Document text ▸
Segment Open
CRN Exclusive: CyberArk Goes All-In On MSSPs With Multi-Tenancy, Pay-As-You-Go Pricing
CyberArk has redoubled its efforts around MSSPs with multi-tenant and consumption-based pricing initiatives intended to grow the company's base of business with mid-sized customers.
The Newton, Mass.-based privileged account management vendor said the expansion of its capabilities for MSSPs will streamline onboarding and provide channel partners and end users alike with greater flexibility and lower prices, according to Scott Whitehouse, vice president of channels and alliances for CyberArk.
"Not every customer wants to consume privileged access management solutions in the same way," Whitehouse told CRN.
[RELATED: CyberArk Buys Vaultive To Strengthen Cloud Security]
MSSPs will no longer have to purchase different infrastructures for different customers, which Whitehouse said requires both an outlay of time to build base infrastructure as well as the purchasing of licenses for space. Going forward, Whitehouse said MSSPs will be able to leverage a single infrastructure for all of their customers.
Moving from perpetual pricing to multi-tenancy will make it possible for MSSPs to reduce their cost by between 65 percent and 70 percent, Whitehouse said. The added flexibility will make it possible for CyberArk to get into markets the company hasn't traditionally tapped such as the mid-market, according to Whitehouse.
Although some enterprise customers have looked at subscription-based offerings, Whitehouse said it's bigger in the mid-market. That's because multi-tenancy is providing the most value when a single service provider – such as an MSSP – is providing security to multiple customers, according to Whitehouse.
Although a few enterprise customers might want multi-tenancy to support different business units, Whitehouse said the real driver for the capability was the MSSP market.
CyberArk typically defines companies with annual revenue exceeding $1 billion as enterprise, while companies with more than $250 million in sales are considered mid-market, according to Adam Bosnian, EVP, global business development.
Segment Closed
(Stored data entries)
Segment Open
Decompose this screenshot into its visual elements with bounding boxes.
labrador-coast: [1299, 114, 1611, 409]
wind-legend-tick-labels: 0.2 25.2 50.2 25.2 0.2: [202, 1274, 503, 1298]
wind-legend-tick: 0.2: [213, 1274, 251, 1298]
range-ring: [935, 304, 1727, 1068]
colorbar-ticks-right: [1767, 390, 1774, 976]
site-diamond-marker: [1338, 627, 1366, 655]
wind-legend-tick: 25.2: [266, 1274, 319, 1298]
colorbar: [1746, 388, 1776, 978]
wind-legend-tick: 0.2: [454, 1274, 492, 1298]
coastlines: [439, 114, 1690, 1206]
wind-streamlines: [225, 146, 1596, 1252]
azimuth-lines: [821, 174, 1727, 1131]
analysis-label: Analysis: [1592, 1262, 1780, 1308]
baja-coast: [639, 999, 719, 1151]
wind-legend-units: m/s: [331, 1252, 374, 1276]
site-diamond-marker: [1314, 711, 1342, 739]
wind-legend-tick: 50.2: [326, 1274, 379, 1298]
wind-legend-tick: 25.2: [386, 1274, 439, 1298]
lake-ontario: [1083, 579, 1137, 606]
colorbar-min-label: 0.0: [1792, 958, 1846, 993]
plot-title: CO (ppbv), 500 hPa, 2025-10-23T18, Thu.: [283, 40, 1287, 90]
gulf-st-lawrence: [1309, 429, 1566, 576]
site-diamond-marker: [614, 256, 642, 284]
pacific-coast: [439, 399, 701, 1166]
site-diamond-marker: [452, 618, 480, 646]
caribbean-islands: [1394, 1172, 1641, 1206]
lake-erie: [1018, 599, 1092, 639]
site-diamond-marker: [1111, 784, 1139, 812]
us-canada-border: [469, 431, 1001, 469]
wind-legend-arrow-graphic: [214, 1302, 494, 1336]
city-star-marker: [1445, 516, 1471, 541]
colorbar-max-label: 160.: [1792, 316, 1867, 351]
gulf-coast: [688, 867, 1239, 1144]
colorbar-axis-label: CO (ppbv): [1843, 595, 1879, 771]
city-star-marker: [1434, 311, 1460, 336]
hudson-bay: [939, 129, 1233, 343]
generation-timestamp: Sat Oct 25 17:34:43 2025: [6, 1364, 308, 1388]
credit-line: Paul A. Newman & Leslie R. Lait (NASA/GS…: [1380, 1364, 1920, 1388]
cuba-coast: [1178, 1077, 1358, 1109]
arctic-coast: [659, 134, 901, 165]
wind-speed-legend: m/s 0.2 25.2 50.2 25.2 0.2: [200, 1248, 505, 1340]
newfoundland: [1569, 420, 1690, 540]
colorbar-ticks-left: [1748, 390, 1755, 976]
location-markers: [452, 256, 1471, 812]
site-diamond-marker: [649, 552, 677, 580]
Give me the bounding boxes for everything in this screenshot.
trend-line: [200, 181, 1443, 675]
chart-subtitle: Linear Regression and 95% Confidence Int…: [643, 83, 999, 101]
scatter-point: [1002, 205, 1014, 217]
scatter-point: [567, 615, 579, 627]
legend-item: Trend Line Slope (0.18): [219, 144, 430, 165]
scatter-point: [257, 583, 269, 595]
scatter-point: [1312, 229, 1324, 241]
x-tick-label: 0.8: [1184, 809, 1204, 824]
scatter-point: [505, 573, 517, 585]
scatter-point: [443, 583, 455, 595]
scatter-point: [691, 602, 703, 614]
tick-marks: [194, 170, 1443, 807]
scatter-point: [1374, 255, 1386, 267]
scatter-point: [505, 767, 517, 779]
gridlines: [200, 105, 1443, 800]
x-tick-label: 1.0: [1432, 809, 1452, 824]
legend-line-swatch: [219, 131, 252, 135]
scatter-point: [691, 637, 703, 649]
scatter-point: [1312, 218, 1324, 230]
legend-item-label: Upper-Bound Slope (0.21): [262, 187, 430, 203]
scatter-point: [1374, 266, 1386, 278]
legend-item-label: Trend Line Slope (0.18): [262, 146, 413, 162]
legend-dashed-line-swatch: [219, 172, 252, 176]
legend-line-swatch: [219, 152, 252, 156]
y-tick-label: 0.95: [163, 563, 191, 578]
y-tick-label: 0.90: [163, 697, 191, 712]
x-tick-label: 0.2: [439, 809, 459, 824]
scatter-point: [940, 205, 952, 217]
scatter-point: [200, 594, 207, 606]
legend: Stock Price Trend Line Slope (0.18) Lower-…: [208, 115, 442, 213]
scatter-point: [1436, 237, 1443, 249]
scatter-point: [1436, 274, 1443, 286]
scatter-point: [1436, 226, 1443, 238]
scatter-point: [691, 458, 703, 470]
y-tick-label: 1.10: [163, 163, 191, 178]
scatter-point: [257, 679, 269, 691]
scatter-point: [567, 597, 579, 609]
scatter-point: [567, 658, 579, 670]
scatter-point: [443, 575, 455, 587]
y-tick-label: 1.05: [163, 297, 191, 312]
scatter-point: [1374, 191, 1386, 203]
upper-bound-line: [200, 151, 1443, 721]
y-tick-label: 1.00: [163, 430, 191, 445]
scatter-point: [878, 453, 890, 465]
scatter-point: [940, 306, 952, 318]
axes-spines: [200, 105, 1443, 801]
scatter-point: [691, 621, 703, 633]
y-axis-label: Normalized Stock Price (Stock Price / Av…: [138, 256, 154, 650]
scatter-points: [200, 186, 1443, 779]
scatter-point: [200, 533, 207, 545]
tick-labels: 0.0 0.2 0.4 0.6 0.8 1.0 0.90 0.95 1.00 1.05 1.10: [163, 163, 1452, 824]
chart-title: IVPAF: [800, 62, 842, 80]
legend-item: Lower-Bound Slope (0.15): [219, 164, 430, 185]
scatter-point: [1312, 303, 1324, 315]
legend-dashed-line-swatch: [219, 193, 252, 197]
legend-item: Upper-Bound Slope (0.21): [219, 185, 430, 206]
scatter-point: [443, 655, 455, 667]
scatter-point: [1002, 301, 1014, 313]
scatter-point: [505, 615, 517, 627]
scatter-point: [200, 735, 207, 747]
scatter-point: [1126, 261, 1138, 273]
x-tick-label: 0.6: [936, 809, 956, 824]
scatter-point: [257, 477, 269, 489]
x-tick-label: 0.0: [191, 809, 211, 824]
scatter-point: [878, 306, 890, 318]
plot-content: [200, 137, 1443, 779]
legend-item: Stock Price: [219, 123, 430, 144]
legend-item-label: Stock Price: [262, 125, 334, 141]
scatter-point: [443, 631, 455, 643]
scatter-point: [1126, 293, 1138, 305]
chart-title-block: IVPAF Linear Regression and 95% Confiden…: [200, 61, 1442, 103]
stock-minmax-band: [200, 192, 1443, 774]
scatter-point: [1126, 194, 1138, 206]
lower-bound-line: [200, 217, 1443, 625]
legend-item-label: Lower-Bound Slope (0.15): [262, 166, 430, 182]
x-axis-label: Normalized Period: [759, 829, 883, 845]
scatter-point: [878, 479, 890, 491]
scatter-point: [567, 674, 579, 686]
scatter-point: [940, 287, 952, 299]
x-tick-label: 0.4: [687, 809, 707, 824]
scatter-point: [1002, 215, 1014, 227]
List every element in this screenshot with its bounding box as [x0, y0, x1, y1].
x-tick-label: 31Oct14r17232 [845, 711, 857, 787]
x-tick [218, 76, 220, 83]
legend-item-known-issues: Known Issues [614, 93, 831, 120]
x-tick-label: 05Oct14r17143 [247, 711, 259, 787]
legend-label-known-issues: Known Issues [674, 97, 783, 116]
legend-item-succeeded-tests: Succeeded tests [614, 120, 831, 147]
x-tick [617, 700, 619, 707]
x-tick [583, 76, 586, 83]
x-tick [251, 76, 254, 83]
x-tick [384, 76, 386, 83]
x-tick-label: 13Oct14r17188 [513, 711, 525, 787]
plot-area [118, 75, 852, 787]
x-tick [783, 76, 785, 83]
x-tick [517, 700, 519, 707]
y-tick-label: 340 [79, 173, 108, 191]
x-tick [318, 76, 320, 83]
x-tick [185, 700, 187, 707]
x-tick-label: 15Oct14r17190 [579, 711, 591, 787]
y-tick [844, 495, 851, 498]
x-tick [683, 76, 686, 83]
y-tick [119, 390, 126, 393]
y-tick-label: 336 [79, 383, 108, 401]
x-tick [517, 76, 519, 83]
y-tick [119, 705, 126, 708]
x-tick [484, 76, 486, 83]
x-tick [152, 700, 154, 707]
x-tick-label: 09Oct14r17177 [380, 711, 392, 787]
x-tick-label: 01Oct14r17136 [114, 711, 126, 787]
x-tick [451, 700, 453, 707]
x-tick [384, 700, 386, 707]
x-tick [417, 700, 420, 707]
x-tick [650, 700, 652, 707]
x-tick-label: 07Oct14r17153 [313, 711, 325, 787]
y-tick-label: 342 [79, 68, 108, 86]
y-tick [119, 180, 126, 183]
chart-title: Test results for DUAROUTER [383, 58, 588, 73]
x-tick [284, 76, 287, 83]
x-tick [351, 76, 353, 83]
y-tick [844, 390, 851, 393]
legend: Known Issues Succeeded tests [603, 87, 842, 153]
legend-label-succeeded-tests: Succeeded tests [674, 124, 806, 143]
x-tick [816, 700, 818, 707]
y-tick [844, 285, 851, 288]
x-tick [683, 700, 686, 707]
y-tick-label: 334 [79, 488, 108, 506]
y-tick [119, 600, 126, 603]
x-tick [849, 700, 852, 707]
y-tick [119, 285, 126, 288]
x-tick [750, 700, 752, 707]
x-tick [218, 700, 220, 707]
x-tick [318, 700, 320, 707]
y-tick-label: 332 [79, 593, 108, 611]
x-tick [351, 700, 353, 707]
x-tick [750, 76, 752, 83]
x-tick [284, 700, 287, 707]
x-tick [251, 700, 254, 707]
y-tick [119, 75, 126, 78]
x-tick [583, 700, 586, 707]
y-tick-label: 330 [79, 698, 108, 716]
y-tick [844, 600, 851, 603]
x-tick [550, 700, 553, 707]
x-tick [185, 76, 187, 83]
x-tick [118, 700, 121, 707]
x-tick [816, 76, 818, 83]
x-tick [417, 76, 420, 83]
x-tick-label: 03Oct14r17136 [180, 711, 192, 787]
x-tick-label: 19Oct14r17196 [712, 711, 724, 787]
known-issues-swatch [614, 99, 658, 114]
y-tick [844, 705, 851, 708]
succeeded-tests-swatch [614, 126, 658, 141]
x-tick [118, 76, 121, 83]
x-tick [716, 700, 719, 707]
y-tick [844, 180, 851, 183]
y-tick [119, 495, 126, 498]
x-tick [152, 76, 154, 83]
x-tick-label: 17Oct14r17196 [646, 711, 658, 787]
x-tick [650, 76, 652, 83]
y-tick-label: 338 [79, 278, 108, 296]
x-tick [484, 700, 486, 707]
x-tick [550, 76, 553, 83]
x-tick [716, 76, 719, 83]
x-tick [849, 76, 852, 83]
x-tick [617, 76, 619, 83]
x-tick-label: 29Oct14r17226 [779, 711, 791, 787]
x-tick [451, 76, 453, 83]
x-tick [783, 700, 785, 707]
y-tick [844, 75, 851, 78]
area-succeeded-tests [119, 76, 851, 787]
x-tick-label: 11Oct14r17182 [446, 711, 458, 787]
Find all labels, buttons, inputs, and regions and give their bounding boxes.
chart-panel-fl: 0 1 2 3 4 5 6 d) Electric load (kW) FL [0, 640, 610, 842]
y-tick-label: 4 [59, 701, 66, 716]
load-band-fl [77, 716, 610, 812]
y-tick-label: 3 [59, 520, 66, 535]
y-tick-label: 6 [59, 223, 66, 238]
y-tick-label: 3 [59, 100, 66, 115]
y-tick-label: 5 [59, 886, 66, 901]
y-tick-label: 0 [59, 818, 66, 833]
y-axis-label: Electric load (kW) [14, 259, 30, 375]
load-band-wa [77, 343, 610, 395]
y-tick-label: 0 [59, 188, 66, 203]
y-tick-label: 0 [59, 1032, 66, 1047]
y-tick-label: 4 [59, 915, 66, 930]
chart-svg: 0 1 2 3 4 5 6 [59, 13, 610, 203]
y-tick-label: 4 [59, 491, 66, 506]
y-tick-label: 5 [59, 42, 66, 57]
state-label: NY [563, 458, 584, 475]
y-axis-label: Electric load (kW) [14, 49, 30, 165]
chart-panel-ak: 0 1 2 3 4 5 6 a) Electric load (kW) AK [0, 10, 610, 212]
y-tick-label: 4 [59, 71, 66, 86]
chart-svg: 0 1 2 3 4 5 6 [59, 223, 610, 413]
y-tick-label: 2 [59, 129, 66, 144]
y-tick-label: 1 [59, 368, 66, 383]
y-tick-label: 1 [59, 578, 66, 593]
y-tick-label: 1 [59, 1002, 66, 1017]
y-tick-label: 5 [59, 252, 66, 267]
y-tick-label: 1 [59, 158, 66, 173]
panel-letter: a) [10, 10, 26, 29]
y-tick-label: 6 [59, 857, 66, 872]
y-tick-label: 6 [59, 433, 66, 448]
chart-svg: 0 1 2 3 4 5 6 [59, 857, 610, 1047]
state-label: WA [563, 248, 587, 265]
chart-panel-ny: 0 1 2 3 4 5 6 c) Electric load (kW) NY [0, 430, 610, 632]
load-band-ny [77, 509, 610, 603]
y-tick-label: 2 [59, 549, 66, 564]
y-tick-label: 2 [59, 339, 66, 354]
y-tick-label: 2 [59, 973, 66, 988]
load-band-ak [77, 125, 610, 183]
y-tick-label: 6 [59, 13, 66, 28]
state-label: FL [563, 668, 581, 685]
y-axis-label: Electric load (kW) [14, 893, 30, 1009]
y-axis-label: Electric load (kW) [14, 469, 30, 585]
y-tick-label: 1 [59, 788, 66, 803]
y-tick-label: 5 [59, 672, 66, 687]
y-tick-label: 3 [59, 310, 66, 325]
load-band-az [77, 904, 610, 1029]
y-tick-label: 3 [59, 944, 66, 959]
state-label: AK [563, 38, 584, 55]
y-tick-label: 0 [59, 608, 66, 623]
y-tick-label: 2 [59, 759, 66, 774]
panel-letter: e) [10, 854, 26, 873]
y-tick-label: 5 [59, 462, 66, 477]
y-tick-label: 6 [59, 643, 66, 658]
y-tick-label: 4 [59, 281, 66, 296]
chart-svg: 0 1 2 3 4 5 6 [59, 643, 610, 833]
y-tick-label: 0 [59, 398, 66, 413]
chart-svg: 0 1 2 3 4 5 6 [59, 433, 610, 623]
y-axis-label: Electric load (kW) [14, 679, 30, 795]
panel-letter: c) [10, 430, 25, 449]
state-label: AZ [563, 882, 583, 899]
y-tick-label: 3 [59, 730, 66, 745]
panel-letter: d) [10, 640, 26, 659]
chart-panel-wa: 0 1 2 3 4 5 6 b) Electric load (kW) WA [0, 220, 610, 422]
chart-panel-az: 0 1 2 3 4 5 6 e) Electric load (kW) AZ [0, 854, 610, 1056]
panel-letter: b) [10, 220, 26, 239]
Segment Closed
Required actions ▸
(1) According to the article on CyberArk's MSSP pricing, by how much can MSSPs reduce their cost by moving from perpetual pricing to multi-tenancy?
(2) Copy the stretch of the article on CyberArk's MSSP pricing from "[RELATED: CyberArk Buys" through "mid-market, according to Whitehouse.".
The records have no connection to the article on CyberArk's MSSP pricing.

Answers to the exercise ▸
(1) By between 65 percent and 70 percent.

(2)
[RELATED: CyberArk Buys Vaultive To Strengthen Cloud Security]
MSSPs will no longer have to purchase different infrastructures for different customers, which Whitehouse said requires both an outlay of time to build base infrastructure as well as the purchasing of licenses for space. Going forward, Whitehouse said MSSPs will be able to leverage a single infrastructure for all of their customers.
Moving from perpetual pricing to multi-tenancy will make it possible for MSSPs to reduce their cost by between 65 percent and 70 percent, Whitehouse said. The added flexibility will make it possible for CyberArk to get into markets the company hasn't traditionally tapped such as the mid-market, according to Whitehouse.